§ WHAT NEEDS TO BE DONE:
Pick out each line of the records in which the word "ಸವದಲ" appears.

§ GIVEN DATA:
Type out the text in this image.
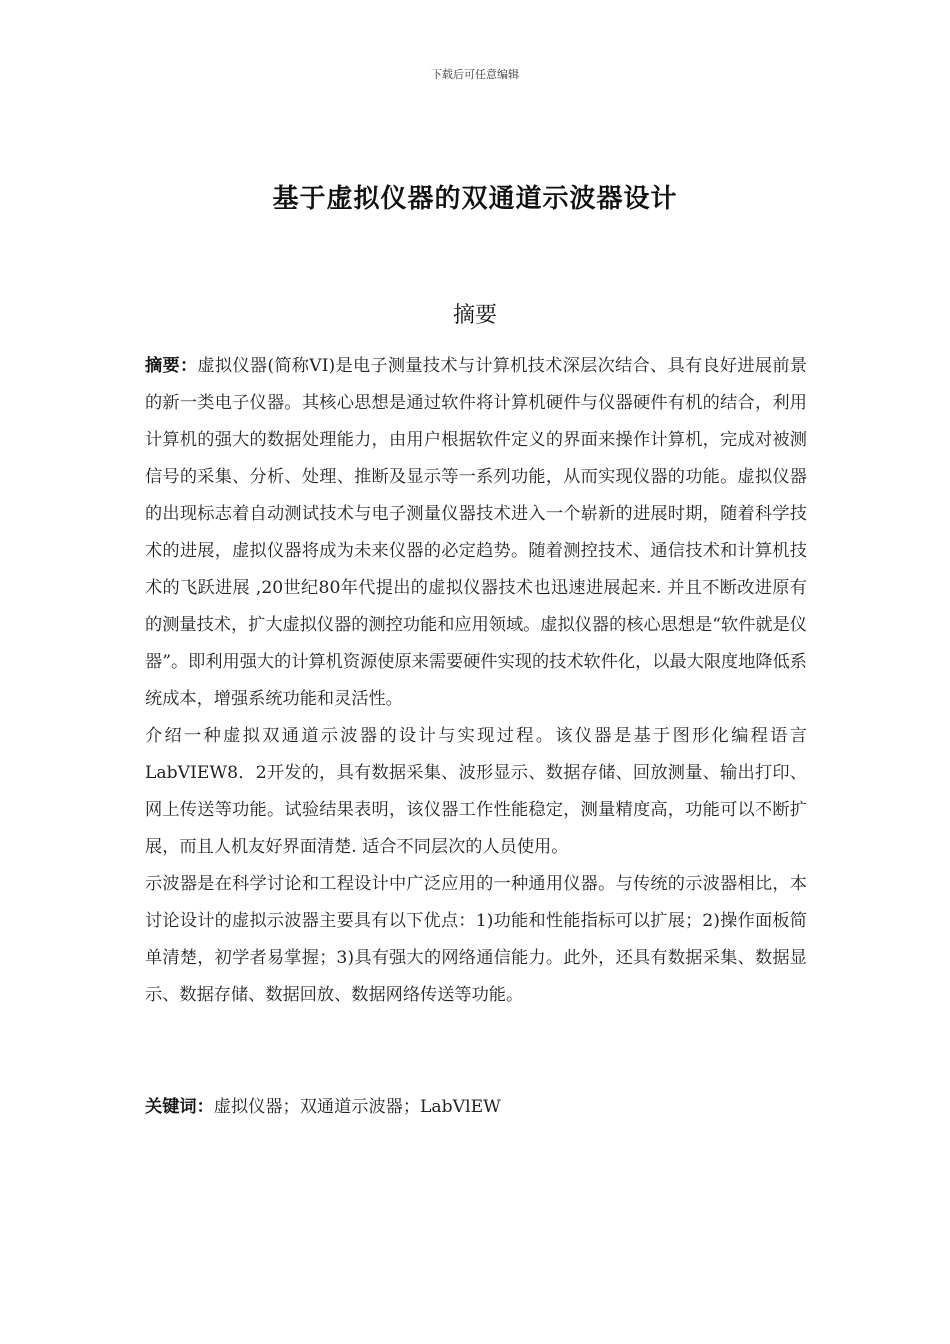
下载后可任意编辑
基于虚拟仪器的双通道示波器设计
摘要

摘要：虚拟仪器(简称VI)是电子测量技术与计算机技术深层次结合、具有良好进展前景的新一类电子仪器。其核心思想是通过软件将计算机硬件与仪器硬件有机的结合，利用计算机的强大的数据处理能力，由用户根据软件定义的界面来操作计算机，完成对被测信号的采集、分析、处理、推断及显示等一系列功能，从而实现仪器的功能。虚拟仪器的出现标志着自动测试技术与电子测量仪器技术进入一个崭新的进展时期，随着科学技术的进展，虚拟仪器将成为未来仪器的必定趋势。随着测控技术、通信技术和计算机技术的飞跃进展 ,20世纪80年代提出的虚拟仪器技术也迅速进展起来. 并且不断改进原有的测量技术，扩大虚拟仪器的测控功能和应用领域。虚拟仪器的核心思想是“软件就是仪器”。即利用强大的计算机资源使原来需要硬件实现的技术软件化，以最大限度地降低系统成本，增强系统功能和灵活性。

介绍一种虚拟双通道示波器的设计与实现过程。该仪器是基于图形化编程语言LabVIEW8．2开发的，具有数据采集、波形显示、数据存储、回放测量、输出打印、网上传送等功能。试验结果表明，该仪器工作性能稳定，测量精度高，功能可以不断扩展，而且人机友好界面清楚. 适合不同层次的人员使用。

示波器是在科学讨论和工程设计中广泛应用的一种通用仪器。与传统的示波器相比，本讨论设计的虚拟示波器主要具有以下优点：1)功能和性能指标可以扩展；2)操作面板简单清楚，初学者易掌握；3)具有强大的网络通信能力。此外，还具有数据采集、数据显示、数据存储、数据回放、数据网络传送等功能。

关键词：虚拟仪器；双通道示波器；LabVlEW
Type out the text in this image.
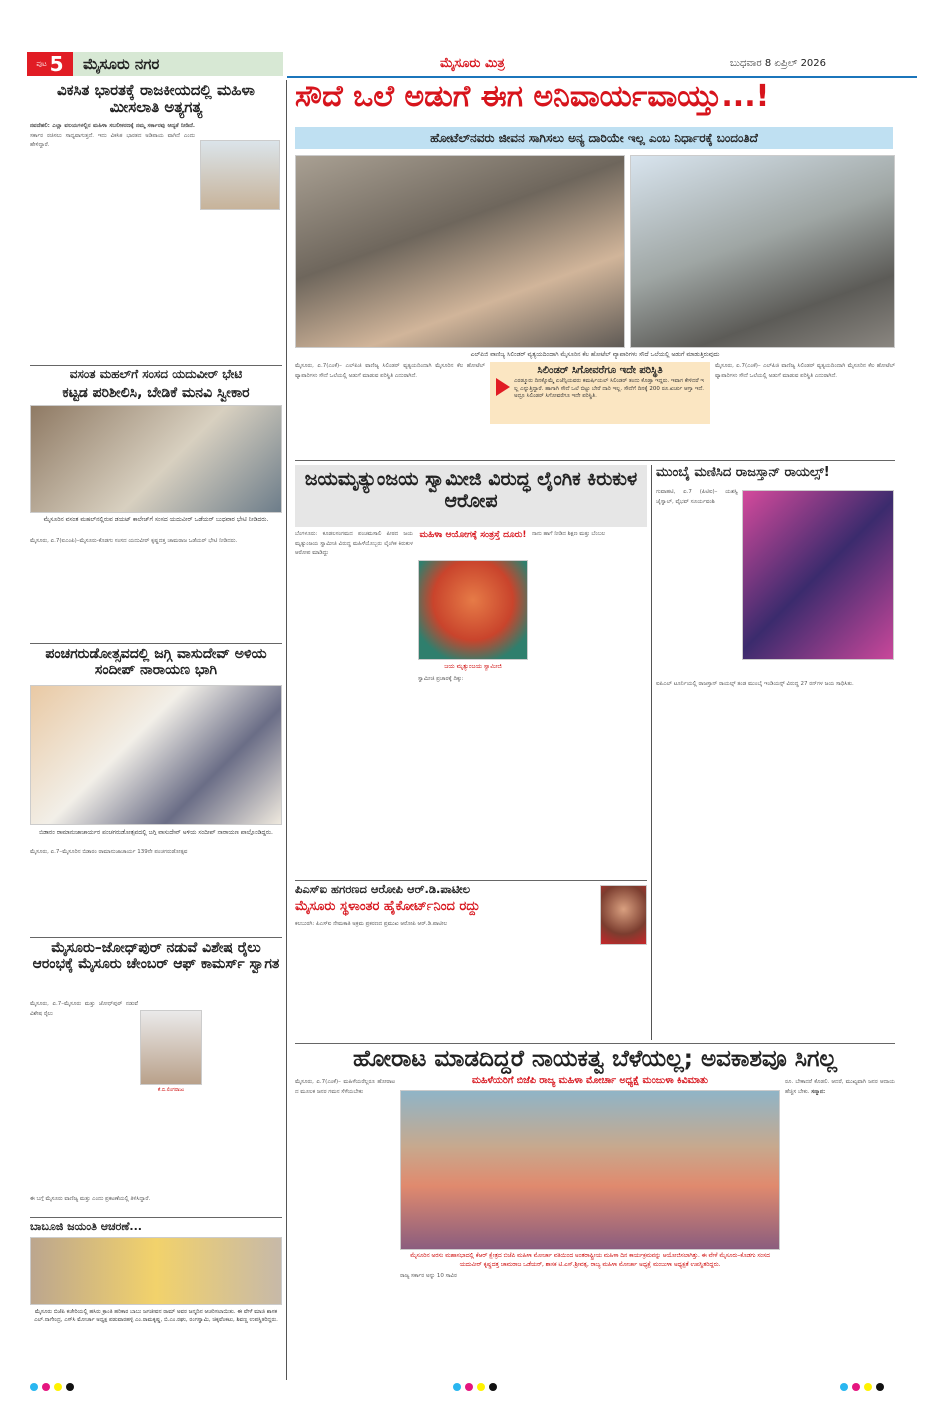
ಪುಟ 5	ಮೈಸೂರು ನಗರ	ಮೈಸೂರು ಮಿತ್ರ	ಬುಧವಾರ 8 ಏಪ್ರಿಲ್ 2026
ವಿಕಸಿತ ಭಾರತಕ್ಕೆ ರಾಜಕೀಯದಲ್ಲಿ ಮಹಿಳಾ ಮೀಸಲಾತಿ ಅತ್ಯಗತ್ಯ
ನವದೆಹಲಿ: ಎಲ್ಲಾ ವಲಯಗಳಲ್ಲಿನ ಮಹಿಳಾ ಸಬಲೀಕರಣಕ್ಕೆ ನಮ್ಮ ಸರ್ಕಾರವು ಆದ್ಯತೆ ನೀಡಿದೆ. ಸರ್ಕಾರ ರಚಿಸಲು ಸಾಧ್ಯವಾಗುತ್ತದೆ. ಇದು ವಿಕಸಿತ ಭಾರತದ ಅಡಿಪಾಯ ವಾಗಿದೆ ಎಂದು ಹೇಳಿದ್ದಾರೆ.
ವಸಂತ ಮಹಲ್‌ಗೆ ಸಂಸದ ಯದುವೀರ್ ಭೇಟಿ
ಕಟ್ಟಡ ಪರಿಶೀಲಿಸಿ, ಬೇಡಿಕೆ ಮನವಿ ಸ್ವೀಕಾರ
ಮೈಸೂರಿನ ವಸಂತ ಮಹಲ್‌ನಲ್ಲಿರುವ ಡಯಟ್ ಕಾಲೇಜ್‌ಗೆ ಸಂಸದ ಯದುವೀರ್ ಒಡೆಯರ್ ಬುಧವಾರ ಭೇಟಿ ನೀಡಿದರು.
ಮೈಸೂರು, ಏ.7(ಐಎಂಪಿ)–ಮೈಸೂರು-ಕೊಡಗು ಸಂಸದ ಯದುವೀರ್ ಕೃಷ್ಣದತ್ತ ಚಾಮರಾಜ ಒಡೆಯರ್ ಭೇಟಿ ನೀಡಿದರು.
ಪಂಚಗರುಡೋತ್ಸವದಲ್ಲಿ ಜಗ್ಗಿ ವಾಸುದೇವ್ ಅಳಿಯ ಸಂದೀಪ್ ನಾರಾಯಣ ಭಾಗಿ
ಬಿಡಾರಂ ರಾಮಾನುಜಾಚಾರ್ಯರ ಪಂಚಗರುಡೋತ್ಸವದಲ್ಲಿ ಜಗ್ಗಿ ವಾಸುದೇವ್ ಅಳಿಯ ಸಂದೀಪ್ ನಾರಾಯಣ ಪಾಲ್ಗೊಂಡಿದ್ದರು.
ಮೈಸೂರು, ಏ.7–ಮೈಸೂರಿನ ಬಿಡಾರಂ ರಾಮಾನುಜಾಚಾರ್ಯ 139ನೇ ಪಂಚಗರುಡೋತ್ಸವ
ಮೈಸೂರು–ಜೋಧ್‌ಪುರ್ ನಡುವೆ ವಿಶೇಷ ರೈಲು ಆರಂಭಕ್ಕೆ ಮೈಸೂರು ಚೇಂಬರ್ ಆಫ್ ಕಾಮರ್ಸ್ ಸ್ವಾಗತ
ಕೆ.ಬಿ.ಲಿಂಗರಾಜು
ಮೈಸೂರು, ಏ.7–ಮೈಸೂರು ಮತ್ತು ಜೋಧ್‌ಪುರ್ ನಡುವೆ ವಿಶೇಷ ರೈಲು
ಈ ಬಗ್ಗೆ ಮೈಸೂರು ವಾಣಿಜ್ಯ ಮತ್ತು ಎಂದು ಪ್ರಕಟಣೆಯಲ್ಲಿ ತಿಳಿಸಿದ್ದಾರೆ.
ಬಾಬೂಜಿ ಜಯಂತಿ ಆಚರಣೆ...
ಮೈಸೂರು ಬಿಜೆಪಿ ಕಚೇರಿಯಲ್ಲಿ ಹಸಿರು ಕ್ರಾಂತಿ ಹರಿಕಾರ ಬಾಬು ಜಗಜೀವನ ರಾಮ್ ಅವರ ಜನ್ಮದಿನ ಆಚರಿಸಲಾಯಿತು. ಈ ವೇಳೆ ಮಾಜಿ ಶಾಸಕ ಎಲ್.ನಾಗೇಂದ್ರ, ಎಸ್‌ಸಿ ಮೋರ್ಚಾ ಅಧ್ಯಕ್ಷ ಪಡುವಾರಹಳ್ಳಿ ಎಂ.ರಾಮಕೃಷ್ಣ, ಬಿ.ಎಂ.ರಘು, ರಂಗಸ್ವಾಮಿ, ಚಿಕ್ಕವೆಂಕಟು, ಶಿವಣ್ಣ ಉಪಸ್ಥಿತರಿದ್ದರು.
ಸೌದೆ ಒಲೆ ಅಡುಗೆ ಈಗ ಅನಿವಾರ್ಯವಾಯ್ತು...!
ಹೋಟೆಲ್‌ನವರು ಜೀವನ ಸಾಗಿಸಲು ಅನ್ಯ ದಾರಿಯೇ ಇಲ್ಲ ಎಂಬ ನಿರ್ಧಾರಕ್ಕೆ ಬಂದಂತಿದೆ
ಎಲ್‌ಪಿಜಿ ವಾಣಿಜ್ಯ ಸಿಲಿಂಡರ್ ವ್ಯತ್ಯಯದಿಂದಾಗಿ ಮೈಸೂರಿನ ಕೆಲ ಹೋಟೆಲ್ ವ್ಯಾಪಾರಿಗಳು ಸೌದೆ ಒಲೆಯಲ್ಲಿ ಅಡುಗೆ ಮಾಡುತ್ತಿರುವುದು
ಮೈಸೂರು, ಏ.7(ಎಂಕೆ)– ಎಲ್‌ಪಿಜಿ ವಾಣಿಜ್ಯ ಸಿಲಿಂಡರ್ ವ್ಯತ್ಯಯದಿಂದಾಗಿ ಮೈಸೂರಿನ ಕೆಲ ಹೋಟೆಲ್ ವ್ಯಾಪಾರಿಗಳು ಸೌದೆ ಒಲೆಯಲ್ಲಿ ಅಡುಗೆ ಮಾಡುವ ಪರಿಸ್ಥಿತಿ ಎದುರಾಗಿದೆ.	ಸಿಲಿಂಡರ್ ಸಿಗೋವರೆಗೂ ಇದೇ ಪರಿಸ್ಥಿತಿ
ಎರಡ್ಮೂರು ದಿನಕ್ಕೊಮ್ಮೆ ಏಜೆನ್ಸಿಯವರು ಕಮರ್ಷಿಯಲ್ ಸಿಲಿಂಡರ್ ತಂದು ಕೊಡ್ತಾ ಇದ್ದರು. ಇವಾಗ ಕೇಳಿದರೆ ಇಲ್ಲ ಎನ್ನುತ್ತಿದ್ದಾರೆ. ಹಾಗಾಗಿ ಸೌದೆ ಒಲೆ ಬಿಟ್ಟು ಬೇರೆ ದಾರಿ ಇಲ್ಲ. ಸೌದೆಗೆ ದಿನಕ್ಕೆ 200 ರೂ.ಖರ್ಚು ಆಗ್ತಾ ಇದೆ. ಅದ್ರೂ ಸಿಲಿಂಡರ್ ಸಿಗೋವರೆಗೂ ಇದೇ ಪರಿಸ್ಥಿತಿ.
ಮೈಸೂರು, ಏ.7(ಎಂಕೆ)– ಎಲ್‌ಪಿಜಿ ವಾಣಿಜ್ಯ ಸಿಲಿಂಡರ್ ವ್ಯತ್ಯಯದಿಂದಾಗಿ ಮೈಸೂರಿನ ಕೆಲ ಹೋಟೆಲ್ ವ್ಯಾಪಾರಿಗಳು ಸೌದೆ ಒಲೆಯಲ್ಲಿ ಅಡುಗೆ ಮಾಡುವ ಪರಿಸ್ಥಿತಿ ಎದುರಾಗಿದೆ.
ಜಯಮೃತ್ಯುಂಜಯ ಸ್ವಾಮೀಜಿ ವಿರುದ್ಧ ಲೈಂಗಿಕ ಕಿರುಕುಳ ಆರೋಪ
ಬೆಂಗಳೂರು: ಕೂಡಲಸಂಗಮದ ಪಂಚಮಸಾಲಿ ಪೀಠದ ಜಯಮೃತ್ಯುಂಜಯ ಸ್ವಾಮೀಜಿ ವಿರುದ್ಧ ಮಹಿಳೆಯೊಬ್ಬರು ಲೈಂಗಿಕ ಕಿರುಕುಳ ಆರೋಪ ಮಾಡಿದ್ದು
ಮಹಿಳಾ ಆಯೋಗಕ್ಕೆ ಸಂತ್ರಸ್ತೆ ದೂರು!
ಜಯ ಮೃತ್ಯುಂಜಯ ಸ್ವಾಮೀಜಿ
ಸ್ವಾಮೀಜಿ ಪ್ರಚಾರಕ್ಕೆ ದಿಕ್ಕು:
ನಾನು ಹಾಗೆ ನೀಡಿದ ಶಿಕ್ಷಣ ಮತ್ತು ಬೆಂಬಲ
ಮುಂಬೈ ಮಣಿಸಿದ ರಾಜಸ್ತಾನ್ ರಾಯಲ್ಸ್!
ಗುವಾಹಟಿ, ಏ.7 (ಪಿಟಿಐ)– ಯಶಸ್ವಿ ಜೈಸ್ವಾಲ್, ವೈಭವ್ ಸೂರ್ಯವಂಶಿ
ಐಪಿಎಲ್ ಟೂರ್ನಿಯಲ್ಲಿ ರಾಜಸ್ತಾನ್ ರಾಯಲ್ಸ್ ತಂಡ ಮುಂಬೈ ಇಂಡಿಯನ್ಸ್ ವಿರುದ್ಧ 27 ರನ್‌ಗಳ ಜಯ ಸಾಧಿಸಿತು.
ಪಿಎಸ್‌ಐ ಹಗರಣದ ಆರೋಪಿ ಆರ್.ಡಿ.ಪಾಟೀಲ
ಮೈಸೂರು ಸ್ಥಳಾಂತರ ಹೈಕೋರ್ಟ್‌ನಿಂದ ರದ್ದು
ಕಲಬುರಗಿ: ಪಿಎಸ್‌ಐ ನೇಮಕಾತಿ ಅಕ್ರಮ ಪ್ರಕರಣದ ಪ್ರಮುಖ ಆರೋಪಿ ಆರ್.ಡಿ.ಪಾಟೀಲ
ಹೋರಾಟ ಮಾಡದಿದ್ದರೆ ನಾಯಕತ್ವ ಬೆಳೆಯಲ್ಲ; ಅವಕಾಶವೂ ಸಿಗಲ್ಲ
ಮೈಸೂರು, ಏ.7(ಎಂಕೆ)– ಮಹಿಳೆಯರೆಲ್ಲರೂ ಹೋರಾಟದ ಮೂಲಕ ಜನರ ಗಮನ ಸೆಳೆಯಬೇಕು
ಮಹಿಳೆಯರಿಗೆ ಬಿಜೆಪಿ ರಾಜ್ಯ ಮಹಿಳಾ ಮೋರ್ಚಾ ಅಧ್ಯಕ್ಷೆ ಮಂಜುಳಾ ಕಿವಿಮಾತು
ಮೈಸೂರಿನ ಅರಸು ಮಹಾಸಭಾದಲ್ಲಿ ಕೆಆರ್ ಕ್ಷೇತ್ರದ ಬಿಜೆಪಿ ಮಹಿಳಾ ಮೋರ್ಚಾ ವತಿಯಿಂದ ಅಂತರಾಷ್ಟ್ರೀಯ ಮಹಿಳಾ ದಿನ ಕಾರ್ಯಕ್ರಮವನ್ನು ಆಯೋಜಿಸಲಾಗಿತ್ತು. ಈ ವೇಳೆ ಮೈಸೂರು–ಕೊಡಗು ಸಂಸದ ಯದುವೀರ್ ಕೃಷ್ಣದತ್ತ ಚಾಮರಾಜ ಒಡೆಯರ್, ಶಾಸಕ ಟಿ.ಎಸ್.ಶ್ರೀವತ್ಸ, ರಾಜ್ಯ ಮಹಿಳಾ ಮೋರ್ಚಾ ಅಧ್ಯಕ್ಷೆ ಮಂಜುಳಾ ಅಧ್ಯಕ್ಷತೆ ಉಪಸ್ಥಿತರಿದ್ದರು.
ರಾಜ್ಯ ಸರ್ಕಾರ ಅನ್ನು 10 ಸಾವಿರ
ರೂ. ಬೇಕಾದರೆ ಕೊಡಲಿ. ಆದರೆ, ಮುಖ್ಯವಾಗಿ ಜನರ ಆದಾಯ ಹೆಚ್ಚಿಸ ಬೇಕು. ಸನ್ಮಾನ:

§ ANSWER TO THE TASK:
ಪಂಚಗರುಡೋತ್ಸವದಲ್ಲಿ ಜಗ್ಗಿ ವಾಸುದೇವ್ ಅಳಿಯ ಸಂದೀಪ್ ನಾರಾಯಣ ಭಾಗಿ
ಬಿಡಾರಂ ರಾಮಾನುಜಾಚಾರ್ಯರ ಪಂಚಗರುಡೋತ್ಸವದಲ್ಲಿ ಜಗ್ಗಿ ವಾಸುದೇವ್ ಅಳಿಯ ಸಂದೀಪ್ ನಾರಾಯಣ ಪಾಲ್ಗೊಂಡಿದ್ದರು.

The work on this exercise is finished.